#### Working data
————
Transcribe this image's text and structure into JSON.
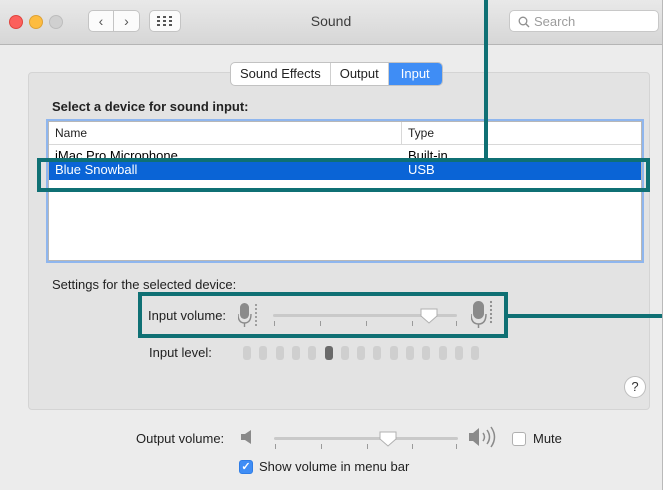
{
  "window": {
    "title": "Sound"
  },
  "toolbar": {
    "back": "‹",
    "forward": "›",
    "grid": "⋮⋮⋮",
    "search_placeholder": "Search"
  },
  "tabs": [
    {
      "label": "Sound Effects",
      "active": false
    },
    {
      "label": "Output",
      "active": false
    },
    {
      "label": "Input",
      "active": true
    }
  ],
  "device_section": {
    "heading": "Select a device for sound input:",
    "columns": [
      "Name",
      "Type"
    ],
    "rows": [
      {
        "name": "iMac Pro Microphone",
        "type": "Built-in",
        "selected": false
      },
      {
        "name": "Blue Snowball",
        "type": "USB",
        "selected": true
      }
    ]
  },
  "settings": {
    "heading": "Settings for the selected device:",
    "input_volume_label": "Input volume:",
    "input_volume_value": 0.85,
    "input_level_label": "Input level:",
    "input_level_segments": 15,
    "input_level_active_index": 5,
    "help": "?"
  },
  "output": {
    "output_volume_label": "Output volume:",
    "output_volume_value": 0.62,
    "mute_label": "Mute",
    "mute_checked": false,
    "show_volume_label": "Show volume in menu bar",
    "show_volume_checked": true
  },
  "colors": {
    "accent": "#3f8df5",
    "selection": "#0a64d6",
    "highlight": "#0f7074"
  }
}
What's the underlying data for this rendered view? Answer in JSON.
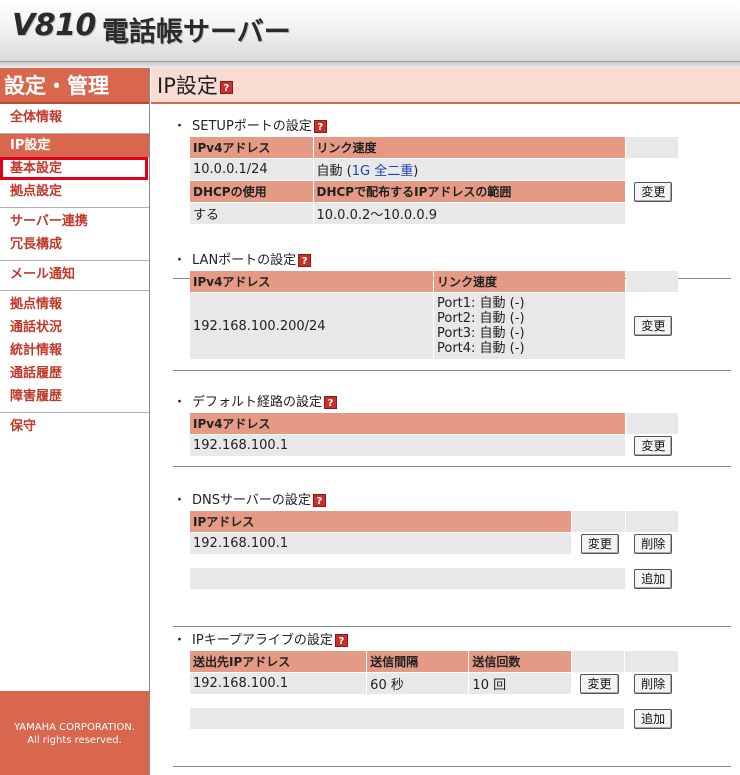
{
  "header": {
    "model": "V810",
    "product": "電話帳サーバー"
  },
  "sidebar": {
    "title": "設定・管理",
    "groups": [
      {
        "items": [
          {
            "label": "全体情報"
          }
        ]
      },
      {
        "items": [
          {
            "label": "IP設定"
          },
          {
            "label": "基本設定"
          },
          {
            "label": "拠点設定"
          }
        ]
      },
      {
        "items": [
          {
            "label": "サーバー連携"
          },
          {
            "label": "冗長構成"
          }
        ]
      },
      {
        "items": [
          {
            "label": "メール通知"
          }
        ]
      },
      {
        "items": [
          {
            "label": "拠点情報"
          },
          {
            "label": "通話状況"
          },
          {
            "label": "統計情報"
          },
          {
            "label": "通話履歴"
          },
          {
            "label": "障害履歴"
          }
        ]
      },
      {
        "items": [
          {
            "label": "保守"
          }
        ]
      }
    ],
    "footer_line1": "YAMAHA CORPORATION.",
    "footer_line2": "All rights reserved."
  },
  "main": {
    "title": "IP設定",
    "help_glyph": "?",
    "bullet": "・",
    "setup": {
      "title": "SETUPポートの設定",
      "col_ipv4": "IPv4アドレス",
      "col_link": "リンク速度",
      "ipv4": "10.0.0.1/24",
      "link_prefix": "自動 (",
      "link_speed": "1G 全二重",
      "link_suffix": ")",
      "col_dhcp": "DHCPの使用",
      "col_dhcp_range": "DHCPで配布するIPアドレスの範囲",
      "dhcp": "する",
      "dhcp_range": "10.0.0.2～10.0.0.9",
      "change_label": "変更"
    },
    "lan": {
      "title": "LANポートの設定",
      "col_ipv4": "IPv4アドレス",
      "col_link": "リンク速度",
      "ipv4": "192.168.100.200/24",
      "ports": [
        "Port1: 自動 (-)",
        "Port2: 自動 (-)",
        "Port3: 自動 (-)",
        "Port4: 自動 (-)"
      ],
      "change_label": "変更"
    },
    "default_route": {
      "title": "デフォルト経路の設定",
      "col_ipv4": "IPv4アドレス",
      "ipv4": "192.168.100.1",
      "change_label": "変更"
    },
    "dns": {
      "title": "DNSサーバーの設定",
      "col_ip": "IPアドレス",
      "ip": "192.168.100.1",
      "change_label": "変更",
      "delete_label": "削除",
      "add_label": "追加"
    },
    "keepalive": {
      "title": "IPキープアライブの設定",
      "col_dest": "送出先IPアドレス",
      "col_interval": "送信間隔",
      "col_count": "送信回数",
      "dest": "192.168.100.1",
      "interval": "60 秒",
      "count": "10 回",
      "change_label": "変更",
      "delete_label": "削除",
      "add_label": "追加"
    }
  }
}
————
#### Set problem
Which lines hold the string "heading"? List them all.

#### Task result
    "heading": "Select a device for sound input:",
    "heading": "Settings for the selected device:",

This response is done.